Saved data entries

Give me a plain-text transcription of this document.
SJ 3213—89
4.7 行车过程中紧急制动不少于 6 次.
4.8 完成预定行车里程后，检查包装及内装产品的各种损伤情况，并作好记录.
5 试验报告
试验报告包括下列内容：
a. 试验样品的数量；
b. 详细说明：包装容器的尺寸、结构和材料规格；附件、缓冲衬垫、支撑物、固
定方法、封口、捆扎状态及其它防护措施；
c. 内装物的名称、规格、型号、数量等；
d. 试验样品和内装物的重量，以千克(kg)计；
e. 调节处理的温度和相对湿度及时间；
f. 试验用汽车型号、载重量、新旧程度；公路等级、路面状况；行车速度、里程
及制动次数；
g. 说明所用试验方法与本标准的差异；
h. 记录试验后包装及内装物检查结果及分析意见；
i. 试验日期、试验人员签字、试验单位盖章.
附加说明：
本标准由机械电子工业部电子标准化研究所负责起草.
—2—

● **PROBLEM TO SOLVE**
Each entry above needs to be retyped exactly.

● **EXERCISE ANSWER**
Give me a plain-text transcription of this document.
SJ 3213—89
4.7 行车过程中紧急制动不少于 6 次.
4.8 完成预定行车里程后，检查包装及内装产品的各种损伤情况，并作好记录.
5 试验报告
试验报告包括下列内容：
a. 试验样品的数量；
b. 详细说明：包装容器的尺寸、结构和材料规格；附件、缓冲衬垫、支撑物、固
定方法、封口、捆扎状态及其它防护措施；
c. 内装物的名称、规格、型号、数量等；
d. 试验样品和内装物的重量，以千克(kg)计；
e. 调节处理的温度和相对湿度及时间；
f. 试验用汽车型号、载重量、新旧程度；公路等级、路面状况；行车速度、里程
及制动次数；
g. 说明所用试验方法与本标准的差异；
h. 记录试验后包装及内装物检查结果及分析意见；
i. 试验日期、试验人员签字、试验单位盖章.
附加说明：
本标准由机械电子工业部电子标准化研究所负责起草.
—2—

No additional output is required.